------ Material provided ------

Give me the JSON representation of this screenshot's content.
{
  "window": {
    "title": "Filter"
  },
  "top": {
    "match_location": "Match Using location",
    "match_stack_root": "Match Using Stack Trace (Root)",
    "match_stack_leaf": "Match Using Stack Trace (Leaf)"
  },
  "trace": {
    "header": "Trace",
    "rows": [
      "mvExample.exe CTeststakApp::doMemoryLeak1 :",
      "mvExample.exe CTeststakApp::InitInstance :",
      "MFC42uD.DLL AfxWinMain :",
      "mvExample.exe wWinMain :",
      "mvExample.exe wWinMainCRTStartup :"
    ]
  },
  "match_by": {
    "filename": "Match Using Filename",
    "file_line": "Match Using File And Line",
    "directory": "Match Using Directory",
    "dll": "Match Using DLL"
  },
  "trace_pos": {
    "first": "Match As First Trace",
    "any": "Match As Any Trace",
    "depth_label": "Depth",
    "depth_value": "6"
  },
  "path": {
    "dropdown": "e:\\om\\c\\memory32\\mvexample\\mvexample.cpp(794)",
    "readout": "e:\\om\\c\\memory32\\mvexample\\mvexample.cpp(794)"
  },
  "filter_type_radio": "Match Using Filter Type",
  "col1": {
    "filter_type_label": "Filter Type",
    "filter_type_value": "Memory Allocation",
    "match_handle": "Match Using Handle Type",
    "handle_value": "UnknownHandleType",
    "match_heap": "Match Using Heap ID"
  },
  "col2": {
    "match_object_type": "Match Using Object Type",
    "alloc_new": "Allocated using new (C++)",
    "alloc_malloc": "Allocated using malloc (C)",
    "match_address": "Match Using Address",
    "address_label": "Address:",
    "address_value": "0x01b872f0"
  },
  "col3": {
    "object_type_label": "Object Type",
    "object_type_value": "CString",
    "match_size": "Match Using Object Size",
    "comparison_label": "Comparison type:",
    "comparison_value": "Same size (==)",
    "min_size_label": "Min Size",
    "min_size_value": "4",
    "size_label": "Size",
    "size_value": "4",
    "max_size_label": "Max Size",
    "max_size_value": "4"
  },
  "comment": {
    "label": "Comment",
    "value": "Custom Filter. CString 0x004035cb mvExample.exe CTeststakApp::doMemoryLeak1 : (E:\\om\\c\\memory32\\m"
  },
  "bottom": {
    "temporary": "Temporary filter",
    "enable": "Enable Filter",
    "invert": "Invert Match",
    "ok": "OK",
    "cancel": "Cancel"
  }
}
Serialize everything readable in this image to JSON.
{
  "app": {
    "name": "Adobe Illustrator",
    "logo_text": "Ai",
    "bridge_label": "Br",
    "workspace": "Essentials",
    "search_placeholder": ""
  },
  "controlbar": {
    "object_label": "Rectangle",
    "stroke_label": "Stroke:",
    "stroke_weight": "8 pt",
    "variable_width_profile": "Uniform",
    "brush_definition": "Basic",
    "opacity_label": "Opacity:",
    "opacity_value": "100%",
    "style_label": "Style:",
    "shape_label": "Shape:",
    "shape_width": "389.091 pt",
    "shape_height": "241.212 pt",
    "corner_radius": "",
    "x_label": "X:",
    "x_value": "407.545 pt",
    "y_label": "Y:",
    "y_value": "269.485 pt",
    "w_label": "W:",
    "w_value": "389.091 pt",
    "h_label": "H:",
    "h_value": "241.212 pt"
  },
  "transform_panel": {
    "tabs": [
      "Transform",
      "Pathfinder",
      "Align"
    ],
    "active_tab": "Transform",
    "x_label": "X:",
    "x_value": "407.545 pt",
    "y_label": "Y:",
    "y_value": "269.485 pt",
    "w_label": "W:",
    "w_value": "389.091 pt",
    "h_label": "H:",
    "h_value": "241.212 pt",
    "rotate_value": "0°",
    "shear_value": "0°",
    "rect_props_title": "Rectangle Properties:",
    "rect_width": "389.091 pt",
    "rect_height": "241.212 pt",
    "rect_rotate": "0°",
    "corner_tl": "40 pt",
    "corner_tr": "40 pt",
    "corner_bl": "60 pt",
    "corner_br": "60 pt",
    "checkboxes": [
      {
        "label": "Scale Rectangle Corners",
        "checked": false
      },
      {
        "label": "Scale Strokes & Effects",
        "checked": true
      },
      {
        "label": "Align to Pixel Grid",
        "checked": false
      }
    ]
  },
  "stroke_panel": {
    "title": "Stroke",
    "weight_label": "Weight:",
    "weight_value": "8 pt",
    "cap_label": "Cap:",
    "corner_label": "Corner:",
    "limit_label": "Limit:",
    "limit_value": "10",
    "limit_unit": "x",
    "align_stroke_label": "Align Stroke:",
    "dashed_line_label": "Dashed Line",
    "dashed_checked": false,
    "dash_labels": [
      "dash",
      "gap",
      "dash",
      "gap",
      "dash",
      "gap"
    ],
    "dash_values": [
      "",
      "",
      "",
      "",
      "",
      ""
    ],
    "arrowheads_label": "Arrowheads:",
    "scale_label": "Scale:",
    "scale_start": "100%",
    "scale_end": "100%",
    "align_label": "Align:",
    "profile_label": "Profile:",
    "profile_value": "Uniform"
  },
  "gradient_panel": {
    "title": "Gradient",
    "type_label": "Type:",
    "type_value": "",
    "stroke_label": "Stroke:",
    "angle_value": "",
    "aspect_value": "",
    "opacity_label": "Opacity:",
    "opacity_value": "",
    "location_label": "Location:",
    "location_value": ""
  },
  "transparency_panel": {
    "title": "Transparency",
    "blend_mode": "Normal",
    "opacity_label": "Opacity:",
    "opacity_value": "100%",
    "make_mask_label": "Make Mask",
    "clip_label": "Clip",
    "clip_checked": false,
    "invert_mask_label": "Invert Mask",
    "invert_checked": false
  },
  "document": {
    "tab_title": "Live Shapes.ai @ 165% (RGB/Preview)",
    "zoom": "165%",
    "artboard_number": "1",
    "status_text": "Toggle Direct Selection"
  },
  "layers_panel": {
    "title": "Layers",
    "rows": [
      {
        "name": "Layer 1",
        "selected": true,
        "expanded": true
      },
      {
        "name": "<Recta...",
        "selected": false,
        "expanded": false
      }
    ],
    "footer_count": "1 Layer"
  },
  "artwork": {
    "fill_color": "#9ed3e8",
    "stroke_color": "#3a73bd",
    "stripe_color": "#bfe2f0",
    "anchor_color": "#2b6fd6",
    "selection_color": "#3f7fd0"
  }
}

------

Given task.
Retype all of the data shown above, word for word.

Response to this exercise.
Give me the JSON representation of this screenshot's content.
{
  "window": {
    "title": "Filter"
  },
  "top": {
    "match_location": "Match Using location",
    "match_stack_root": "Match Using Stack Trace (Root)",
    "match_stack_leaf": "Match Using Stack Trace (Leaf)"
  },
  "trace": {
    "header": "Trace",
    "rows": [
      "mvExample.exe CTeststakApp::doMemoryLeak1 :",
      "mvExample.exe CTeststakApp::InitInstance :",
      "MFC42uD.DLL AfxWinMain :",
      "mvExample.exe wWinMain :",
      "mvExample.exe wWinMainCRTStartup :"
    ]
  },
  "match_by": {
    "filename": "Match Using Filename",
    "file_line": "Match Using File And Line",
    "directory": "Match Using Directory",
    "dll": "Match Using DLL"
  },
  "trace_pos": {
    "first": "Match As First Trace",
    "any": "Match As Any Trace",
    "depth_label": "Depth",
    "depth_value": "6"
  },
  "path": {
    "dropdown": "e:\\om\\c\\memory32\\mvexample\\mvexample.cpp(794)",
    "readout": "e:\\om\\c\\memory32\\mvexample\\mvexample.cpp(794)"
  },
  "filter_type_radio": "Match Using Filter Type",
  "col1": {
    "filter_type_label": "Filter Type",
    "filter_type_value": "Memory Allocation",
    "match_handle": "Match Using Handle Type",
    "handle_value": "UnknownHandleType",
    "match_heap": "Match Using Heap ID"
  },
  "col2": {
    "match_object_type": "Match Using Object Type",
    "alloc_new": "Allocated using new (C++)",
    "alloc_malloc": "Allocated using malloc (C)",
    "match_address": "Match Using Address",
    "address_label": "Address:",
    "address_value": "0x01b872f0"
  },
  "col3": {
    "object_type_label": "Object Type",
    "object_type_value": "CString",
    "match_size": "Match Using Object Size",
    "comparison_label": "Comparison type:",
    "comparison_value": "Same size (==)",
    "min_size_label": "Min Size",
    "min_size_value": "4",
    "size_label": "Size",
    "size_value": "4",
    "max_size_label": "Max Size",
    "max_size_value": "4"
  },
  "comment": {
    "label": "Comment",
    "value": "Custom Filter. CString 0x004035cb mvExample.exe CTeststakApp::doMemoryLeak1 : (E:\\om\\c\\memory32\\m"
  },
  "bottom": {
    "temporary": "Temporary filter",
    "enable": "Enable Filter",
    "invert": "Invert Match",
    "ok": "OK",
    "cancel": "Cancel"
  }
}
Serialize everything readable in this image to JSON.
{
  "app": {
    "name": "Adobe Illustrator",
    "logo_text": "Ai",
    "bridge_label": "Br",
    "workspace": "Essentials",
    "search_placeholder": ""
  },
  "controlbar": {
    "object_label": "Rectangle",
    "stroke_label": "Stroke:",
    "stroke_weight": "8 pt",
    "variable_width_profile": "Uniform",
    "brush_definition": "Basic",
    "opacity_label": "Opacity:",
    "opacity_value": "100%",
    "style_label": "Style:",
    "shape_label": "Shape:",
    "shape_width": "389.091 pt",
    "shape_height": "241.212 pt",
    "corner_radius": "",
    "x_label": "X:",
    "x_value": "407.545 pt",
    "y_label": "Y:",
    "y_value": "269.485 pt",
    "w_label": "W:",
    "w_value": "389.091 pt",
    "h_label": "H:",
    "h_value": "241.212 pt"
  },
  "transform_panel": {
    "tabs": [
      "Transform",
      "Pathfinder",
      "Align"
    ],
    "active_tab": "Transform",
    "x_label": "X:",
    "x_value": "407.545 pt",
    "y_label": "Y:",
    "y_value": "269.485 pt",
    "w_label": "W:",
    "w_value": "389.091 pt",
    "h_label": "H:",
    "h_value": "241.212 pt",
    "rotate_value": "0°",
    "shear_value": "0°",
    "rect_props_title": "Rectangle Properties:",
    "rect_width": "389.091 pt",
    "rect_height": "241.212 pt",
    "rect_rotate": "0°",
    "corner_tl": "40 pt",
    "corner_tr": "40 pt",
    "corner_bl": "60 pt",
    "corner_br": "60 pt",
    "checkboxes": [
      {
        "label": "Scale Rectangle Corners",
        "checked": false
      },
      {
        "label": "Scale Strokes & Effects",
        "checked": true
      },
      {
        "label": "Align to Pixel Grid",
        "checked": false
      }
    ]
  },
  "stroke_panel": {
    "title": "Stroke",
    "weight_label": "Weight:",
    "weight_value": "8 pt",
    "cap_label": "Cap:",
    "corner_label": "Corner:",
    "limit_label": "Limit:",
    "limit_value": "10",
    "limit_unit": "x",
    "align_stroke_label": "Align Stroke:",
    "dashed_line_label": "Dashed Line",
    "dashed_checked": false,
    "dash_labels": [
      "dash",
      "gap",
      "dash",
      "gap",
      "dash",
      "gap"
    ],
    "dash_values": [
      "",
      "",
      "",
      "",
      "",
      ""
    ],
    "arrowheads_label": "Arrowheads:",
    "scale_label": "Scale:",
    "scale_start": "100%",
    "scale_end": "100%",
    "align_label": "Align:",
    "profile_label": "Profile:",
    "profile_value": "Uniform"
  },
  "gradient_panel": {
    "title": "Gradient",
    "type_label": "Type:",
    "type_value": "",
    "stroke_label": "Stroke:",
    "angle_value": "",
    "aspect_value": "",
    "opacity_label": "Opacity:",
    "opacity_value": "",
    "location_label": "Location:",
    "location_value": ""
  },
  "transparency_panel": {
    "title": "Transparency",
    "blend_mode": "Normal",
    "opacity_label": "Opacity:",
    "opacity_value": "100%",
    "make_mask_label": "Make Mask",
    "clip_label": "Clip",
    "clip_checked": false,
    "invert_mask_label": "Invert Mask",
    "invert_checked": false
  },
  "document": {
    "tab_title": "Live Shapes.ai @ 165% (RGB/Preview)",
    "zoom": "165%",
    "artboard_number": "1",
    "status_text": "Toggle Direct Selection"
  },
  "layers_panel": {
    "title": "Layers",
    "rows": [
      {
        "name": "Layer 1",
        "selected": true,
        "expanded": true
      },
      {
        "name": "<Recta...",
        "selected": false,
        "expanded": false
      }
    ],
    "footer_count": "1 Layer"
  },
  "artwork": {
    "fill_color": "#9ed3e8",
    "stroke_color": "#3a73bd",
    "stripe_color": "#bfe2f0",
    "anchor_color": "#2b6fd6",
    "selection_color": "#3f7fd0"
  }
}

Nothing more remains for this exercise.